Reproduce the listing below exactly. Pictures do not belong in the copy.

━━━━━━━━━━━━━━━━

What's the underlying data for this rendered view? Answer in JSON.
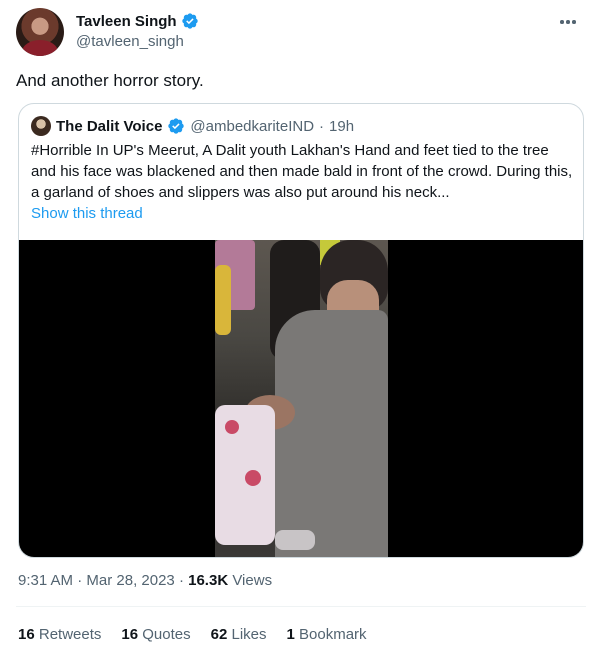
{
  "author": {
    "display_name": "Tavleen Singh",
    "handle": "@tavleen_singh"
  },
  "tweet": {
    "text": "And another horror story."
  },
  "quoted": {
    "display_name": "The Dalit Voice",
    "handle": "@ambedkariteIND",
    "separator": "·",
    "time": "19h",
    "text": "#Horrible In UP's Meerut, A Dalit youth Lakhan's Hand and feet tied to the tree and his face was blackened and then made bald in front of the crowd. During this, a garland of shoes and slippers was also put around his neck...",
    "show_thread": "Show this thread"
  },
  "meta": {
    "time": "9:31 AM",
    "date": "Mar 28, 2023",
    "separator": "·",
    "views_count": "16.3K",
    "views_label": "Views"
  },
  "stats": {
    "retweets_count": "16",
    "retweets_label": "Retweets",
    "quotes_count": "16",
    "quotes_label": "Quotes",
    "likes_count": "62",
    "likes_label": "Likes",
    "bookmarks_count": "1",
    "bookmarks_label": "Bookmark"
  },
  "colors": {
    "link": "#1d9bf0",
    "secondary_text": "#536471",
    "verified": "#1d9bf0"
  },
  "icons": [
    "verified-badge-icon",
    "more-options-icon"
  ]
}
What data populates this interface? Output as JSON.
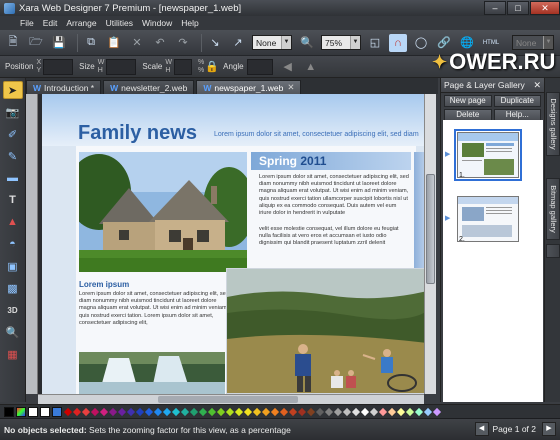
{
  "window": {
    "title": "Xara Web Designer 7 Premium - [newspaper_1.web]"
  },
  "menu": [
    {
      "label": "File"
    },
    {
      "label": "Edit"
    },
    {
      "label": "Arrange"
    },
    {
      "label": "Utilities"
    },
    {
      "label": "Window"
    },
    {
      "label": "Help"
    }
  ],
  "toolbar": {
    "line_dropdown": "None",
    "zoom_dropdown": "75%",
    "html_label": "HTML",
    "right_dropdown": "None"
  },
  "infobar": {
    "position_label": "Position",
    "size_label": "Size",
    "scale_label": "Scale",
    "angle_label": "Angle",
    "x_label": "X",
    "y_label": "Y",
    "w_label": "W",
    "h_label": "H",
    "pct_label": "%"
  },
  "watermark": {
    "text": "OWER.RU"
  },
  "tabs": [
    {
      "label": "Introduction *",
      "icon": "W"
    },
    {
      "label": "newsletter_2.web",
      "icon": "W"
    },
    {
      "label": "newspaper_1.web",
      "icon": "W",
      "active": true
    }
  ],
  "document": {
    "title": "Family news",
    "subtitle": "Lorem ipsum dolor sit amet, consectetuer adipiscing elit, sed diam",
    "spring_word": "Spring",
    "spring_year": "2011",
    "spring_text_1": "Lorem ipsum dolor sit amet, consectetuer adipiscing elit, sed diam nonummy nibh euismod tincidunt ut laoreet dolore magna aliquam erat volutpat. Ut wisi enim ad minim veniam, quis nostrud exerci tation ullamcorper suscipit lobortis nisl ut aliquip ex ea commodo consequat. Duis autem vel eum iriure dolor in hendrerit in vulputate",
    "spring_text_2": "velit esse molestie consequat, vel illum dolore eu feugiat nulla facilisis at vero eros et accumsan et iusto odio dignissim qui blandit praesent luptatum zzril delenit",
    "lorem_heading": "Lorem ipsum",
    "lorem_text": "Lorem ipsum dolor sit amet, consectetuer adipiscing elit, sed diam nonummy nibh euismod tincidunt ut laoreet dolore magna aliquam erat volutpat. Ut wisi enim ad minim veniam, quis nostrud exerci tation. Lorem ipsum dolor sit amet, consectetuer adipiscing elit,"
  },
  "gallery": {
    "title": "Page & Layer Gallery",
    "buttons": [
      "New page",
      "Duplicate",
      "Delete",
      "Help..."
    ],
    "pages": [
      {
        "num": "1."
      },
      {
        "num": "2."
      }
    ]
  },
  "side_tabs": [
    "Designs gallery",
    "Bitmap gallery"
  ],
  "status": {
    "bold": "No objects selected:",
    "text": "Sets the zooming factor for this view, as a percentage",
    "page_info": "Page 1 of 2"
  },
  "palette_colors": [
    "#cc0000",
    "#dd2222",
    "#e84040",
    "#c01060",
    "#d02080",
    "#8a1a8a",
    "#6a20a0",
    "#4030b0",
    "#2040c0",
    "#2060e0",
    "#2088f0",
    "#20a8f0",
    "#20c0d0",
    "#20b0a0",
    "#20a070",
    "#30b050",
    "#50c030",
    "#80d020",
    "#b0e020",
    "#d8e820",
    "#f0e020",
    "#f0c020",
    "#f0a020",
    "#f08020",
    "#e06020",
    "#c04020",
    "#a03020",
    "#804020",
    "#606060",
    "#808080",
    "#a0a0a0",
    "#c0c0c0",
    "#e0e0e0",
    "#ffffff",
    "#d0d0d0",
    "#ff9999",
    "#ffcc99",
    "#ffff99",
    "#ccff99",
    "#99ffcc",
    "#99ccff",
    "#cc99ff"
  ]
}
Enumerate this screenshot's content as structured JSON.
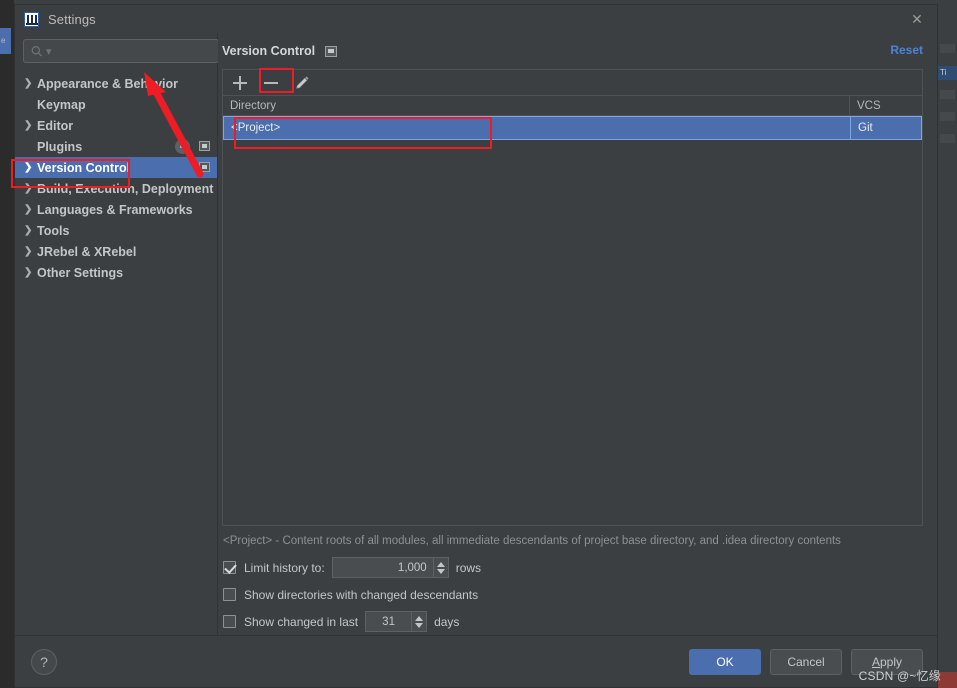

━━━━━━━━━━━━━━━━

EXPECTED ANSWER
What's the underlying data for this rendered view? Answer in JSON.
{
  "author": {
    "display_name": "Tavleen Singh",
    "handle": "@tavleen_singh"
  },
  "tweet": {
    "text": "And another horror story."
  },
  "quoted": {
    "display_name": "The Dalit Voice",
    "handle": "@ambedkariteIND",
    "separator": "·",
    "time": "19h",
    "text": "#Horrible In UP's Meerut, A Dalit youth Lakhan's Hand and feet tied to the tree and his face was blackened and then made bald in front of the crowd. During this, a garland of shoes and slippers was also put around his neck...",
    "show_thread": "Show this thread"
  },
  "meta": {
    "time": "9:31 AM",
    "date": "Mar 28, 2023",
    "separator": "·",
    "views_count": "16.3K",
    "views_label": "Views"
  },
  "stats": {
    "retweets_count": "16",
    "retweets_label": "Retweets",
    "quotes_count": "16",
    "quotes_label": "Quotes",
    "likes_count": "62",
    "likes_label": "Likes",
    "bookmarks_count": "1",
    "bookmarks_label": "Bookmark"
  },
  "colors": {
    "link": "#1d9bf0",
    "secondary_text": "#536471",
    "verified": "#1d9bf0"
  },
  "icons": [
    "verified-badge-icon",
    "more-options-icon"
  ]
}
What data populates this interface? Output as JSON.
{
  "window": {
    "title": "Xara Web Designer 7 Premium - [newspaper_1.web]"
  },
  "menu": [
    {
      "label": "File"
    },
    {
      "label": "Edit"
    },
    {
      "label": "Arrange"
    },
    {
      "label": "Utilities"
    },
    {
      "label": "Window"
    },
    {
      "label": "Help"
    }
  ],
  "toolbar": {
    "line_dropdown": "None",
    "zoom_dropdown": "75%",
    "html_label": "HTML",
    "right_dropdown": "None"
  },
  "infobar": {
    "position_label": "Position",
    "size_label": "Size",
    "scale_label": "Scale",
    "angle_label": "Angle",
    "x_label": "X",
    "y_label": "Y",
    "w_label": "W",
    "h_label": "H",
    "pct_label": "%"
  },
  "watermark": {
    "text": "OWER.RU"
  },
  "tabs": [
    {
      "label": "Introduction *",
      "icon": "W"
    },
    {
      "label": "newsletter_2.web",
      "icon": "W"
    },
    {
      "label": "newspaper_1.web",
      "icon": "W",
      "active": true
    }
  ],
  "document": {
    "title": "Family news",
    "subtitle": "Lorem ipsum dolor sit amet, consectetuer adipiscing elit, sed diam",
    "spring_word": "Spring",
    "spring_year": "2011",
    "spring_text_1": "Lorem ipsum dolor sit amet, consectetuer adipiscing elit, sed diam nonummy nibh euismod tincidunt ut laoreet dolore magna aliquam erat volutpat. Ut wisi enim ad minim veniam, quis nostrud exerci tation ullamcorper suscipit lobortis nisl ut aliquip ex ea commodo consequat. Duis autem vel eum iriure dolor in hendrerit in vulputate",
    "spring_text_2": "velit esse molestie consequat, vel illum dolore eu feugiat nulla facilisis at vero eros et accumsan et iusto odio dignissim qui blandit praesent luptatum zzril delenit",
    "lorem_heading": "Lorem ipsum",
    "lorem_text": "Lorem ipsum dolor sit amet, consectetuer adipiscing elit, sed diam nonummy nibh euismod tincidunt ut laoreet dolore magna aliquam erat volutpat. Ut wisi enim ad minim veniam, quis nostrud exerci tation. Lorem ipsum dolor sit amet, consectetuer adipiscing elit,"
  },
  "gallery": {
    "title": "Page & Layer Gallery",
    "buttons": [
      "New page",
      "Duplicate",
      "Delete",
      "Help..."
    ],
    "pages": [
      {
        "num": "1."
      },
      {
        "num": "2."
      }
    ]
  },
  "side_tabs": [
    "Designs gallery",
    "Bitmap gallery"
  ],
  "status": {
    "bold": "No objects selected:",
    "text": "Sets the zooming factor for this view, as a percentage",
    "page_info": "Page 1 of 2"
  },
  "palette_colors": [
    "#cc0000",
    "#dd2222",
    "#e84040",
    "#c01060",
    "#d02080",
    "#8a1a8a",
    "#6a20a0",
    "#4030b0",
    "#2040c0",
    "#2060e0",
    "#2088f0",
    "#20a8f0",
    "#20c0d0",
    "#20b0a0",
    "#20a070",
    "#30b050",
    "#50c030",
    "#80d020",
    "#b0e020",
    "#d8e820",
    "#f0e020",
    "#f0c020",
    "#f0a020",
    "#f08020",
    "#e06020",
    "#c04020",
    "#a03020",
    "#804020",
    "#606060",
    "#808080",
    "#a0a0a0",
    "#c0c0c0",
    "#e0e0e0",
    "#ffffff",
    "#d0d0d0",
    "#ff9999",
    "#ffcc99",
    "#ffff99",
    "#ccff99",
    "#99ffcc",
    "#99ccff",
    "#cc99ff"
  ]
}
Enumerate this screenshot's content as structured JSON.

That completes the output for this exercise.